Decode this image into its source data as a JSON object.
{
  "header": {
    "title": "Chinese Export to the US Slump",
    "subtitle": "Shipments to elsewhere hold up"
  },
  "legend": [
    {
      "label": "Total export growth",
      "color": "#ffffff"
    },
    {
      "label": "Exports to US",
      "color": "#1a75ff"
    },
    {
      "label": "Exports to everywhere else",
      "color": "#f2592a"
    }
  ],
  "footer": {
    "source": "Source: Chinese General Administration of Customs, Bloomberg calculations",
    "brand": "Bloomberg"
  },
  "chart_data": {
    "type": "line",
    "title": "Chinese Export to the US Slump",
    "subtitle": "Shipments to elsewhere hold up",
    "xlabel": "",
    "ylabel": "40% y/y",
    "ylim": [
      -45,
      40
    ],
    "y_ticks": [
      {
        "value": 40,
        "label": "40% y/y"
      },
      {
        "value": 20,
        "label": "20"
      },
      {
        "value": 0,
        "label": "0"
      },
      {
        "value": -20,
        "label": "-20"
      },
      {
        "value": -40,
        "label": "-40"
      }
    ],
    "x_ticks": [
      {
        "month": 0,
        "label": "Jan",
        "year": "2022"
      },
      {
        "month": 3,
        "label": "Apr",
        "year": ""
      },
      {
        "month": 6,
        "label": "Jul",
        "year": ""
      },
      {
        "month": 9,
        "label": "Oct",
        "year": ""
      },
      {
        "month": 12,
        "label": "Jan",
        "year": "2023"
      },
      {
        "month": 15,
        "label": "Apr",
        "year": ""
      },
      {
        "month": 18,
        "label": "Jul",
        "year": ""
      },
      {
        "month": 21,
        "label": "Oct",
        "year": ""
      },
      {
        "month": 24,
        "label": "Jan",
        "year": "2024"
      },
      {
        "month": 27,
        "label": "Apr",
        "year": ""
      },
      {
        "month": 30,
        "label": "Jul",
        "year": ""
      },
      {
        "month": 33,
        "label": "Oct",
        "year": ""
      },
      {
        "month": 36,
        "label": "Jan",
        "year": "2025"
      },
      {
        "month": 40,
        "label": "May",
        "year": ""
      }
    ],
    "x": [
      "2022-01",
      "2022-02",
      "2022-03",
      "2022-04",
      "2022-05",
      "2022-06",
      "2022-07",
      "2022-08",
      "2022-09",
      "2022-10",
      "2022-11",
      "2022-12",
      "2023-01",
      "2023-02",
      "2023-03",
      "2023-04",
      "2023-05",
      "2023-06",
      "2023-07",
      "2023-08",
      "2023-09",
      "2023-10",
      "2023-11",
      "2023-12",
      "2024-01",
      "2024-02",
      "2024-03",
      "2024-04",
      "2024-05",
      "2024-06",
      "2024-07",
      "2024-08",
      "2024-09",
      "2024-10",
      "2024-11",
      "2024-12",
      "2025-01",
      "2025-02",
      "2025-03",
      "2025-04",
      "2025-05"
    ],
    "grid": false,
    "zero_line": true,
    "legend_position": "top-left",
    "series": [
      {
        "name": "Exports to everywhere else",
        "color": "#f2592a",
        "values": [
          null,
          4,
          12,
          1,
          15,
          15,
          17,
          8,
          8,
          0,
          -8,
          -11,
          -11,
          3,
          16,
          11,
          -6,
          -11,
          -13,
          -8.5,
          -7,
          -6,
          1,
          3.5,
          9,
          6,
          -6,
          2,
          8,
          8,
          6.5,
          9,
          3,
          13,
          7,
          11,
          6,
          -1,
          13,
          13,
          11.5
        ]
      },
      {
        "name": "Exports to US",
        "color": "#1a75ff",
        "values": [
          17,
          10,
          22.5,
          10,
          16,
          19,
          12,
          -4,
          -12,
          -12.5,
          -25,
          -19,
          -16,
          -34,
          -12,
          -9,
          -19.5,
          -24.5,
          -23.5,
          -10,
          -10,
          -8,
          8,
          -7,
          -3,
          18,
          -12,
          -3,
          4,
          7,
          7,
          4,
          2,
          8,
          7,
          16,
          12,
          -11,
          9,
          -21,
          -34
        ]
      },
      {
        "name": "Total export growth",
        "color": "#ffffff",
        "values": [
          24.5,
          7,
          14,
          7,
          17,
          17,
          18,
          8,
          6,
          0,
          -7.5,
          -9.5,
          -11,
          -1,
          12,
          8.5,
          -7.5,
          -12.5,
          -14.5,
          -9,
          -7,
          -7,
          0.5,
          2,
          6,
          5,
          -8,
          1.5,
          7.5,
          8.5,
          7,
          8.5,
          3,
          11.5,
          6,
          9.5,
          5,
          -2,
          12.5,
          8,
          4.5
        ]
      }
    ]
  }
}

---

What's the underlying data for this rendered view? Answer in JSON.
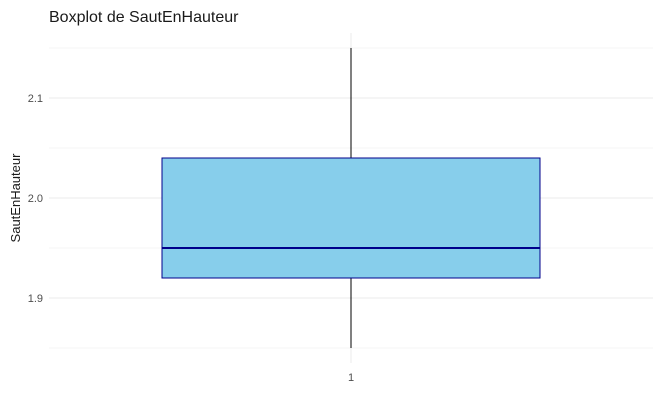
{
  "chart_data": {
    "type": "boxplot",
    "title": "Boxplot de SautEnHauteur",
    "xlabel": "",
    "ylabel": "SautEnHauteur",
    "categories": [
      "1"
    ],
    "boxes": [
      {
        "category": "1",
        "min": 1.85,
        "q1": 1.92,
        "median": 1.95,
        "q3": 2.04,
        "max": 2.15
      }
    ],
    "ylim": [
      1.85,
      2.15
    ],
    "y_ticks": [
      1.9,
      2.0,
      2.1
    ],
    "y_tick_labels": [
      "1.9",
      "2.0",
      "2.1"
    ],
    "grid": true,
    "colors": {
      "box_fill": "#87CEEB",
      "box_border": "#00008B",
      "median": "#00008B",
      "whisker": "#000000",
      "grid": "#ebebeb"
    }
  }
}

_What you have to do_.
Copy out each line that contains the word "SautEnHauteur".

_The completed task_.
    "title": "Boxplot de SautEnHauteur",
    "ylabel": "SautEnHauteur",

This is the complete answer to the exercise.